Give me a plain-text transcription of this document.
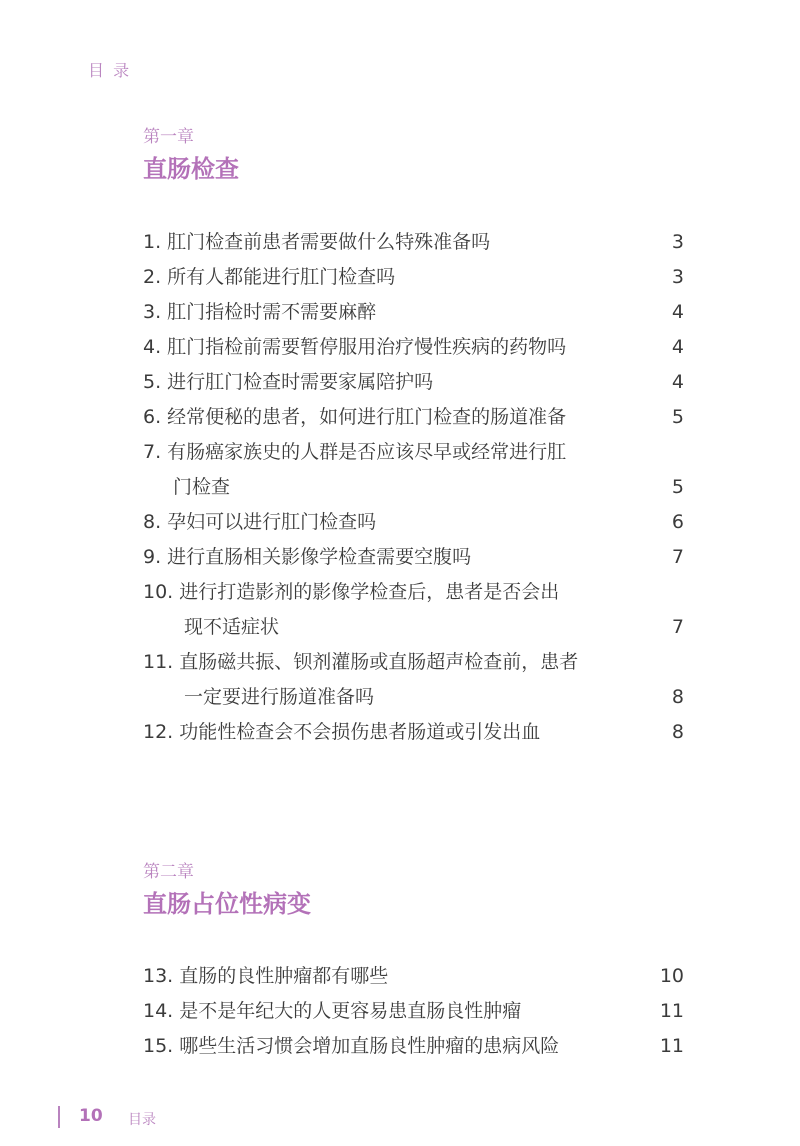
目 录
第一章
直肠检查
1. 肛门检查前患者需要做什么特殊准备吗	3
2. 所有人都能进行肛门检查吗	3
3. 肛门指检时需不需要麻醉	4
4. 肛门指检前需要暂停服用治疗慢性疾病的药物吗	4
5. 进行肛门检查时需要家属陪护吗	4
6. 经常便秘的患者，如何进行肛门检查的肠道准备	5
7. 有肠癌家族史的人群是否应该尽早或经常进行肛
门检查	5
8. 孕妇可以进行肛门检查吗	6
9. 进行直肠相关影像学检查需要空腹吗	7
10. 进行打造影剂的影像学检查后，患者是否会出
现不适症状	7
11. 直肠磁共振、钡剂灌肠或直肠超声检查前，患者
一定要进行肠道准备吗	8
12. 功能性检查会不会损伤患者肠道或引发出血	8
第二章
直肠占位性病变
13. 直肠的良性肿瘤都有哪些	10
14. 是不是年纪大的人更容易患直肠良性肿瘤	11
15. 哪些生活习惯会增加直肠良性肿瘤的患病风险	11
10 目录
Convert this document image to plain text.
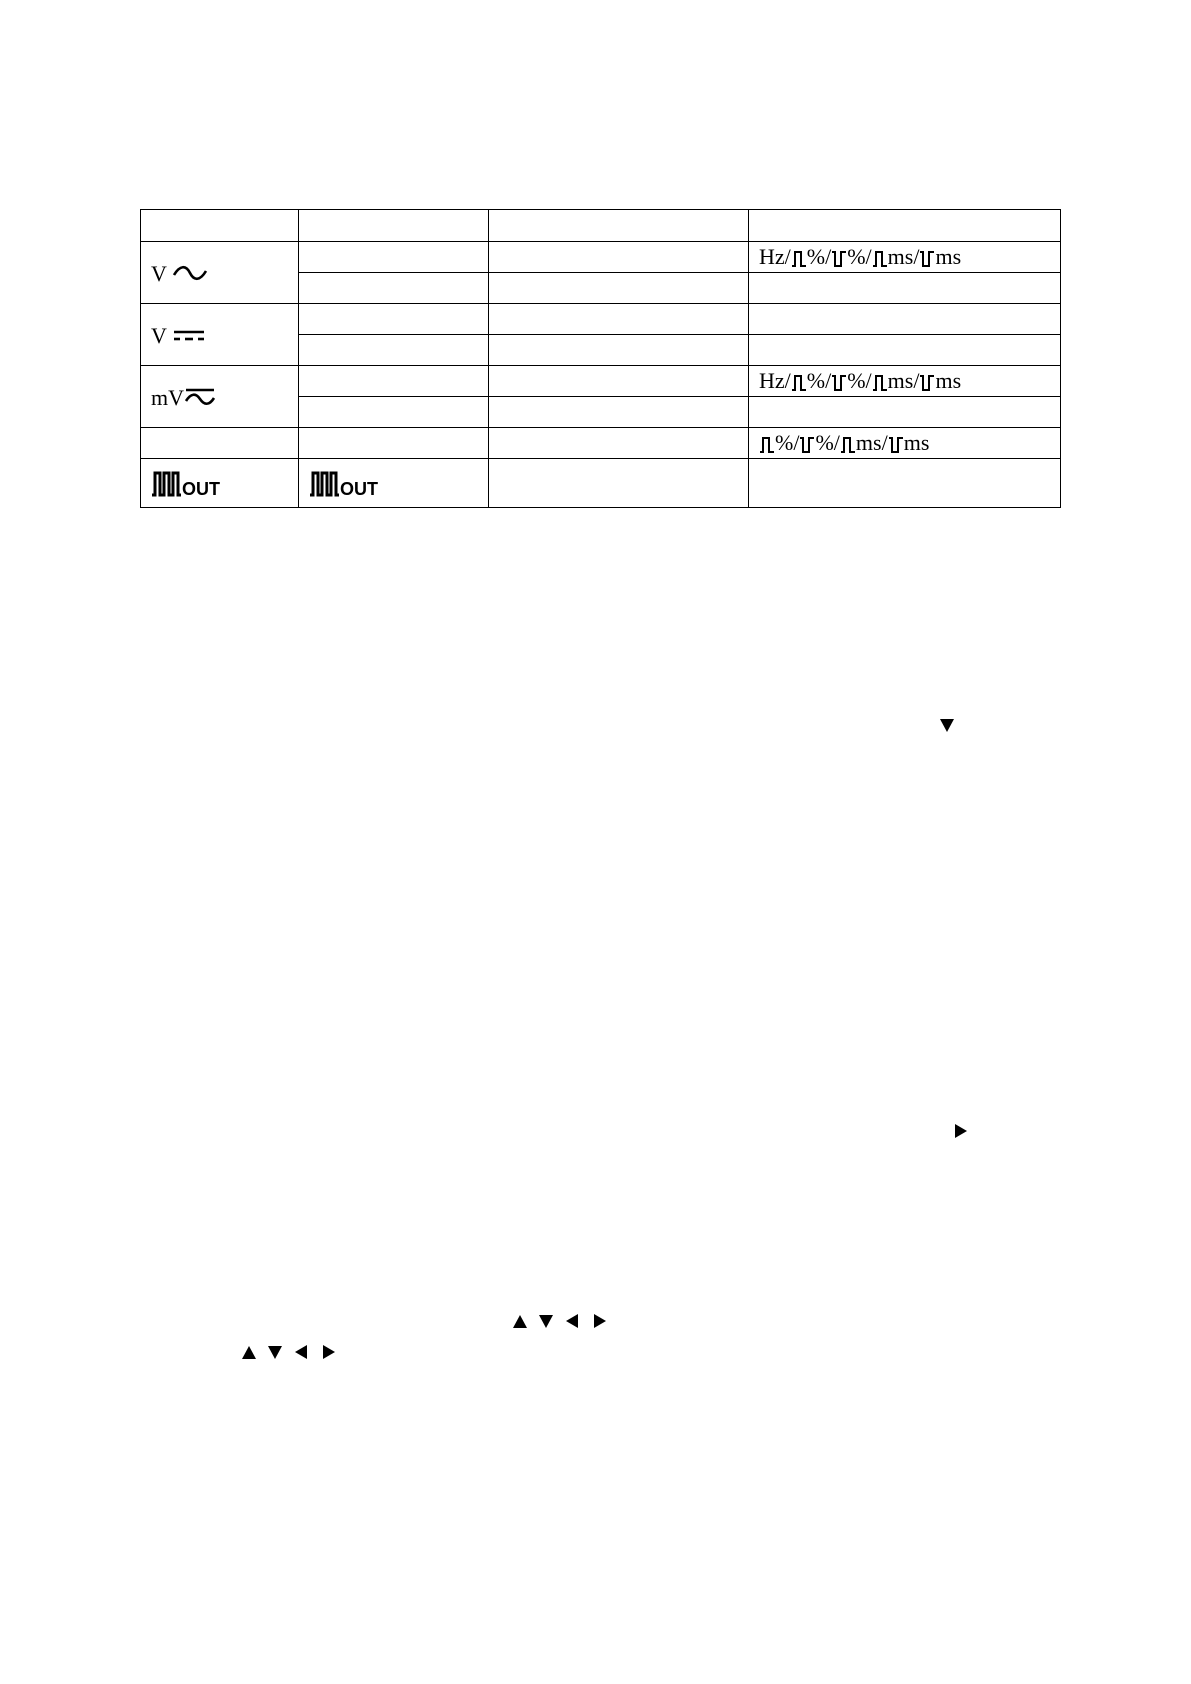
V			Hz/ %/ %/ ms/ ms

V			

mV			Hz/ %/ %/ ms/ ms

			%/ %/ ms/ ms

OUT	OUT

→ PROBLEM TO WORK ON: The line that contains "Convert this document image to plain text." begins the part to retype, and the last line of the records above ends it. Retype both and everything between, exactly, without the pictures.

→ RESPONSE BELOW:
Convert this document image to plain text.
V			Hz/ %/ %/ ms/ ms

V			

mV			Hz/ %/ %/ ms/ ms

			%/ %/ ms/ ms

OUT	OUT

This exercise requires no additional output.